> [Supplied text]
====
And in a sort of aside to himself, Kemper, who works as a clerk in a prison psychotherapy ward, said, “I’ve had nine diagnoses in my time, I wonder how many of them are valid?”

Kemper also appeared offended at a statement in a psychiatric report that he had shown no remorse for all the killings.

“I feel very strongly about what I’ve done,” he said. “I do feel remorse in what I’ve done.”

But when pressed for a reason behind his killings, Kemper always seemed to return to his relationship with his mother.

“I hate her — guts,” he said in a rare explosive moment during the hearing.

He, said he had turned to killing the six women because he was “feeling persecuted and destroyed by my mother.”

And it was his childhood hatred of his mother that led him to kill his grandparents, too, he revealed.

But he explained, “I’m not blaming my mother, I’m saying I hate my mother.”

After the coed murders, Kemper said he was “sick of killing,” but murdered his mother knowing that would “blow the whistle.”
====
> [Records supplied]
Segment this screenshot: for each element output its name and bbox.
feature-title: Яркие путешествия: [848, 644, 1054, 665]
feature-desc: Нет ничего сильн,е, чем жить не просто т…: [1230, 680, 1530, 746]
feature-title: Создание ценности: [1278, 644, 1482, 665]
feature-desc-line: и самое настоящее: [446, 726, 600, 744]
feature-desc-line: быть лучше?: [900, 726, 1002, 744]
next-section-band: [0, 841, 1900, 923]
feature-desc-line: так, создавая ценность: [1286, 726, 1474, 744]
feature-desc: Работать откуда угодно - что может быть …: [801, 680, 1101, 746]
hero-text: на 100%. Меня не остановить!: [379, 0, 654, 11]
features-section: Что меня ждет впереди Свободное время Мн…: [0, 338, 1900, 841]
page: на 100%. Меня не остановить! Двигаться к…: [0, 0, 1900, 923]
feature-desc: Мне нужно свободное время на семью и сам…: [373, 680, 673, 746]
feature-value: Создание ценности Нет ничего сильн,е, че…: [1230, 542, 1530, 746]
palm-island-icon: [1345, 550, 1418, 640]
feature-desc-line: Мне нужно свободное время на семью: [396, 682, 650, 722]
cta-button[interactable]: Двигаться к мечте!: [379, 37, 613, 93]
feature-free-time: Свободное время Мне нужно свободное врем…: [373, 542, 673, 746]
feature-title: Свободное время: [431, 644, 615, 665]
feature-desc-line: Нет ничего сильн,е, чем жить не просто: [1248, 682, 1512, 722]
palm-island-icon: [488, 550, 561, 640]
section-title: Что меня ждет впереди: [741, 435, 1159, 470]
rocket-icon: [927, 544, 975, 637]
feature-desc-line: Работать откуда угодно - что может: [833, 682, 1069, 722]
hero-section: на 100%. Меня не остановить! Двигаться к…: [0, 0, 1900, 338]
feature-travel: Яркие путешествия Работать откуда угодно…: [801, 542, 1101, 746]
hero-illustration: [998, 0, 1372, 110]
====
> [What to do]
1 > According to the passage on Kemper, why did he turn to killing the six women? Answer in one to three sentences.
2 > In the passage on Kemper, what job does Kemper hold?
3 > Repeat the part of the passage on Kemper starting with "Kemper also appeared" and going on through "during the hearing.".

> [Outputs in order]
1 > He said he turned to killing the six women because he was "feeling persecuted and destroyed by my mother."

2 > He works as a clerk in a prison psychotherapy ward.

3 >
Kemper also appeared offended at a statement in a psychiatric report that he had shown no remorse for all the killings.

“I feel very strongly about what I’ve done,” he said. “I do feel remorse in what I’ve done.”

But when pressed for a reason behind his killings, Kemper always seemed to return to his relationship with his mother.

“I hate her — guts,” he said in a rare explosive moment during the hearing.